PROBLEM TO WORK ON: Restate the whole listing word for word. Pictures are left out.

════════════════════

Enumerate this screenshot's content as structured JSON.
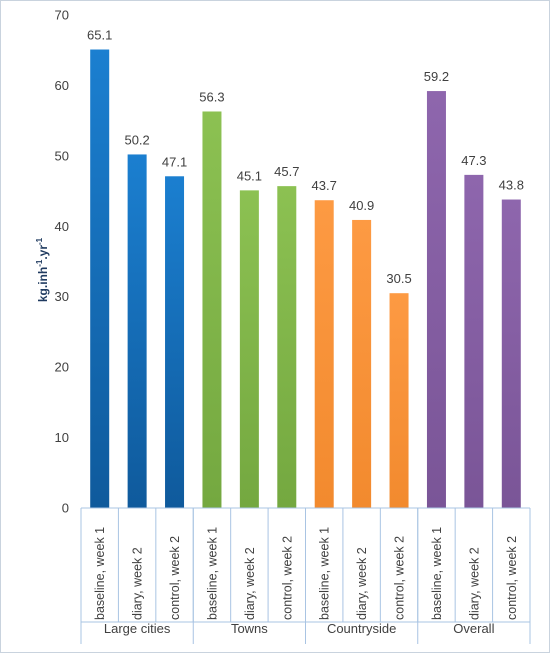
{
  "chart_data": {
    "type": "bar",
    "title": "",
    "xlabel": "",
    "ylabel": {
      "base": "kg.inh",
      "sup1": "-1",
      "mid": ".yr",
      "sup2": "-1"
    },
    "ylim": [
      0,
      70
    ],
    "yticks": [
      0,
      10,
      20,
      30,
      40,
      50,
      60,
      70
    ],
    "grid": false,
    "groups": [
      {
        "name": "Large cities",
        "color": "#1b7fd0",
        "color_dark": "#0f5a9c",
        "bars": [
          {
            "label": "baseline, week 1",
            "value": 65.1
          },
          {
            "label": "diary, week 2",
            "value": 50.2
          },
          {
            "label": "control, week 2",
            "value": 47.1
          }
        ]
      },
      {
        "name": "Towns",
        "color": "#8cc152",
        "color_dark": "#74a840",
        "bars": [
          {
            "label": "baseline, week 1",
            "value": 56.3
          },
          {
            "label": "diary, week 2",
            "value": 45.1
          },
          {
            "label": "control, week 2",
            "value": 45.7
          }
        ]
      },
      {
        "name": "Countryside",
        "color": "#fd9a43",
        "color_dark": "#f28a2e",
        "bars": [
          {
            "label": "baseline, week 1",
            "value": 43.7
          },
          {
            "label": "diary, week 2",
            "value": 40.9
          },
          {
            "label": "control, week 2",
            "value": 30.5
          }
        ]
      },
      {
        "name": "Overall",
        "color": "#8e66ad",
        "color_dark": "#7a5597",
        "bars": [
          {
            "label": "baseline, week 1",
            "value": 59.2
          },
          {
            "label": "diary, week 2",
            "value": 47.3
          },
          {
            "label": "control, week 2",
            "value": 43.8
          }
        ]
      }
    ],
    "axis_color": "#a9c4e3"
  }
}
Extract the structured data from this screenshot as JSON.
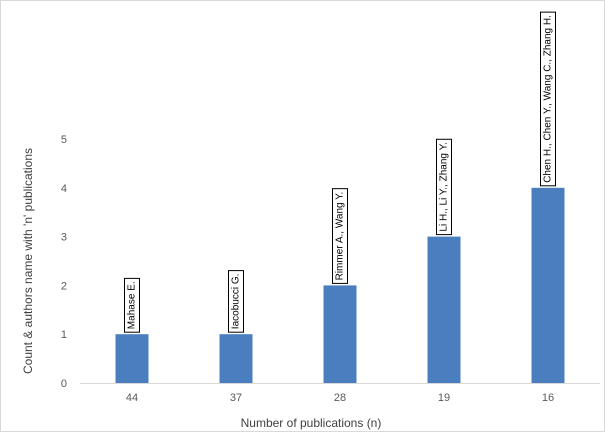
{
  "chart_data": {
    "type": "bar",
    "categories": [
      "44",
      "37",
      "28",
      "19",
      "16"
    ],
    "values": [
      1,
      1,
      2,
      3,
      4
    ],
    "data_labels": [
      "Mahase E.",
      "Iacobucci G.",
      "Rimmer A., Wang Y.",
      "Li H., Li Y., Zhang Y.",
      "Chen H., Chen Y., Wang C., Zhang H."
    ],
    "xlabel": "Number  of publications (n)",
    "ylabel": "Count & authors name with 'n' publications",
    "ylim": [
      0,
      5
    ],
    "yticks": [
      "0",
      "1",
      "2",
      "3",
      "4",
      "5"
    ],
    "grid": false,
    "legend": "none",
    "colors": {
      "bar": "#4a7ebf",
      "axis": "#d9d9d9",
      "label_border": "#000000"
    }
  }
}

════════════════════

SOLUTION FOR THIS TASK:
Enumerate this screenshot's content as structured JSON.
{
  "chart_data": {
    "type": "bar",
    "title": "",
    "xlabel": "",
    "ylabel": {
      "base": "kg.inh",
      "sup1": "-1",
      "mid": ".yr",
      "sup2": "-1"
    },
    "ylim": [
      0,
      70
    ],
    "yticks": [
      0,
      10,
      20,
      30,
      40,
      50,
      60,
      70
    ],
    "grid": false,
    "groups": [
      {
        "name": "Large cities",
        "color": "#1b7fd0",
        "color_dark": "#0f5a9c",
        "bars": [
          {
            "label": "baseline, week 1",
            "value": 65.1
          },
          {
            "label": "diary, week 2",
            "value": 50.2
          },
          {
            "label": "control, week 2",
            "value": 47.1
          }
        ]
      },
      {
        "name": "Towns",
        "color": "#8cc152",
        "color_dark": "#74a840",
        "bars": [
          {
            "label": "baseline, week 1",
            "value": 56.3
          },
          {
            "label": "diary, week 2",
            "value": 45.1
          },
          {
            "label": "control, week 2",
            "value": 45.7
          }
        ]
      },
      {
        "name": "Countryside",
        "color": "#fd9a43",
        "color_dark": "#f28a2e",
        "bars": [
          {
            "label": "baseline, week 1",
            "value": 43.7
          },
          {
            "label": "diary, week 2",
            "value": 40.9
          },
          {
            "label": "control, week 2",
            "value": 30.5
          }
        ]
      },
      {
        "name": "Overall",
        "color": "#8e66ad",
        "color_dark": "#7a5597",
        "bars": [
          {
            "label": "baseline, week 1",
            "value": 59.2
          },
          {
            "label": "diary, week 2",
            "value": 47.3
          },
          {
            "label": "control, week 2",
            "value": 43.8
          }
        ]
      }
    ],
    "axis_color": "#a9c4e3"
  }
}
Extract the structured data from this screenshot as JSON.
{
  "chart_data": {
    "type": "bar",
    "categories": [
      "44",
      "37",
      "28",
      "19",
      "16"
    ],
    "values": [
      1,
      1,
      2,
      3,
      4
    ],
    "data_labels": [
      "Mahase E.",
      "Iacobucci G.",
      "Rimmer A., Wang Y.",
      "Li H., Li Y., Zhang Y.",
      "Chen H., Chen Y., Wang C., Zhang H."
    ],
    "xlabel": "Number  of publications (n)",
    "ylabel": "Count & authors name with 'n' publications",
    "ylim": [
      0,
      5
    ],
    "yticks": [
      "0",
      "1",
      "2",
      "3",
      "4",
      "5"
    ],
    "grid": false,
    "legend": "none",
    "colors": {
      "bar": "#4a7ebf",
      "axis": "#d9d9d9",
      "label_border": "#000000"
    }
  }
}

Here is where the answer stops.